--- BEGIN Records for this task ---

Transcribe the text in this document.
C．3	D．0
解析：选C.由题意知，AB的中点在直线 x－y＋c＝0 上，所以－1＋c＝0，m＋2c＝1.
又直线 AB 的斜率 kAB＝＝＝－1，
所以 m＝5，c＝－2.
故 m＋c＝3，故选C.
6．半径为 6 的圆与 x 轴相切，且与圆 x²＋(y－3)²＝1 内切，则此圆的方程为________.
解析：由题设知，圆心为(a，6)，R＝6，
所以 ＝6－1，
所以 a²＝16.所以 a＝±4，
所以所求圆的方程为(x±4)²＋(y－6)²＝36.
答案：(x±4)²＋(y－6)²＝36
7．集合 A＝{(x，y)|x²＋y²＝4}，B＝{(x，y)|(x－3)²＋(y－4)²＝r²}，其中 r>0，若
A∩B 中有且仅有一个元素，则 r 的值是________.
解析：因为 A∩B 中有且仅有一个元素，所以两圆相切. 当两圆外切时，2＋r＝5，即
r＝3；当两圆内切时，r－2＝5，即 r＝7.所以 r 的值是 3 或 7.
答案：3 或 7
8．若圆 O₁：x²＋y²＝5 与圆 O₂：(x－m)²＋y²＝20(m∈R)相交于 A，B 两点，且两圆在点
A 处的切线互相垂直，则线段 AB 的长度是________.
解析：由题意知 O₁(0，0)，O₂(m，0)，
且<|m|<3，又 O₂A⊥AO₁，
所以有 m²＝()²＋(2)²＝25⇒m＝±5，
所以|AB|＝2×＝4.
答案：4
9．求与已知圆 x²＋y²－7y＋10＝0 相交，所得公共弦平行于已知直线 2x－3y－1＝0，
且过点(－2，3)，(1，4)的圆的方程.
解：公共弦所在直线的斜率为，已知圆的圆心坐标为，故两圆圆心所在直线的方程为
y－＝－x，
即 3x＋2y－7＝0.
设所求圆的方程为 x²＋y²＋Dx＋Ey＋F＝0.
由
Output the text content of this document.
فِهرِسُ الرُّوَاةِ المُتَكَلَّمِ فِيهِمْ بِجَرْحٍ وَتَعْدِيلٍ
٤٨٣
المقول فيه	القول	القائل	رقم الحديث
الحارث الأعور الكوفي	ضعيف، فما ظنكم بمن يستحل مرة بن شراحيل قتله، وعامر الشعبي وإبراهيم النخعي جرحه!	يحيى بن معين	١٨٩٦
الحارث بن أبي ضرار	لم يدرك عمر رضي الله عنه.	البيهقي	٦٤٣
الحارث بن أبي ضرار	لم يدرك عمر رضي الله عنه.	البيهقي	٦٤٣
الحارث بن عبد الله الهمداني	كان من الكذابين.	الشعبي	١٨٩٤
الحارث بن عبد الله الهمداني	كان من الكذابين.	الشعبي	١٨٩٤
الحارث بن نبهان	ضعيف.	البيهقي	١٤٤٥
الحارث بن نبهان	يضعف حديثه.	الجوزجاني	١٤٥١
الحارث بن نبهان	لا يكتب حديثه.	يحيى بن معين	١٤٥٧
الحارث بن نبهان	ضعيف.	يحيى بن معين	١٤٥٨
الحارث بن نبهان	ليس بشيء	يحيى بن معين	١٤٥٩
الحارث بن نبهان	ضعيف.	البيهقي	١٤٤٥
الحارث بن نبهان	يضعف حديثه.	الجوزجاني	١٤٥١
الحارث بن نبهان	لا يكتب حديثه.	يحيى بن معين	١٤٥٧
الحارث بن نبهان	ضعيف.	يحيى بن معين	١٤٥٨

--- END Records for this task ---

• _Given instruction_:
From the first line to the last, please quote the material above exactly.

• _Solution to the exercise_:
Transcribe the text in this document.
C．3	D．0
解析：选C.由题意知，AB的中点在直线 x－y＋c＝0 上，所以－1＋c＝0，m＋2c＝1.
又直线 AB 的斜率 kAB＝＝＝－1，
所以 m＝5，c＝－2.
故 m＋c＝3，故选C.
6．半径为 6 的圆与 x 轴相切，且与圆 x²＋(y－3)²＝1 内切，则此圆的方程为________.
解析：由题设知，圆心为(a，6)，R＝6，
所以 ＝6－1，
所以 a²＝16.所以 a＝±4，
所以所求圆的方程为(x±4)²＋(y－6)²＝36.
答案：(x±4)²＋(y－6)²＝36
7．集合 A＝{(x，y)|x²＋y²＝4}，B＝{(x，y)|(x－3)²＋(y－4)²＝r²}，其中 r>0，若
A∩B 中有且仅有一个元素，则 r 的值是________.
解析：因为 A∩B 中有且仅有一个元素，所以两圆相切. 当两圆外切时，2＋r＝5，即
r＝3；当两圆内切时，r－2＝5，即 r＝7.所以 r 的值是 3 或 7.
答案：3 或 7
8．若圆 O₁：x²＋y²＝5 与圆 O₂：(x－m)²＋y²＝20(m∈R)相交于 A，B 两点，且两圆在点
A 处的切线互相垂直，则线段 AB 的长度是________.
解析：由题意知 O₁(0，0)，O₂(m，0)，
且<|m|<3，又 O₂A⊥AO₁，
所以有 m²＝()²＋(2)²＝25⇒m＝±5，
所以|AB|＝2×＝4.
答案：4
9．求与已知圆 x²＋y²－7y＋10＝0 相交，所得公共弦平行于已知直线 2x－3y－1＝0，
且过点(－2，3)，(1，4)的圆的方程.
解：公共弦所在直线的斜率为，已知圆的圆心坐标为，故两圆圆心所在直线的方程为
y－＝－x，
即 3x＋2y－7＝0.
设所求圆的方程为 x²＋y²＋Dx＋Ey＋F＝0.
由
Output the text content of this document.
فِهرِسُ الرُّوَاةِ المُتَكَلَّمِ فِيهِمْ بِجَرْحٍ وَتَعْدِيلٍ
٤٨٣
المقول فيه	القول	القائل	رقم الحديث
الحارث الأعور الكوفي	ضعيف، فما ظنكم بمن يستحل مرة بن شراحيل قتله، وعامر الشعبي وإبراهيم النخعي جرحه!	يحيى بن معين	١٨٩٦
الحارث بن أبي ضرار	لم يدرك عمر رضي الله عنه.	البيهقي	٦٤٣
الحارث بن أبي ضرار	لم يدرك عمر رضي الله عنه.	البيهقي	٦٤٣
الحارث بن عبد الله الهمداني	كان من الكذابين.	الشعبي	١٨٩٤
الحارث بن عبد الله الهمداني	كان من الكذابين.	الشعبي	١٨٩٤
الحارث بن نبهان	ضعيف.	البيهقي	١٤٤٥
الحارث بن نبهان	يضعف حديثه.	الجوزجاني	١٤٥١
الحارث بن نبهان	لا يكتب حديثه.	يحيى بن معين	١٤٥٧
الحارث بن نبهان	ضعيف.	يحيى بن معين	١٤٥٨
الحارث بن نبهان	ليس بشيء	يحيى بن معين	١٤٥٩
الحارث بن نبهان	ضعيف.	البيهقي	١٤٤٥
الحارث بن نبهان	يضعف حديثه.	الجوزجاني	١٤٥١
الحارث بن نبهان	لا يكتب حديثه.	يحيى بن معين	١٤٥٧
الحارث بن نبهان	ضعيف.	يحيى بن معين	١٤٥٨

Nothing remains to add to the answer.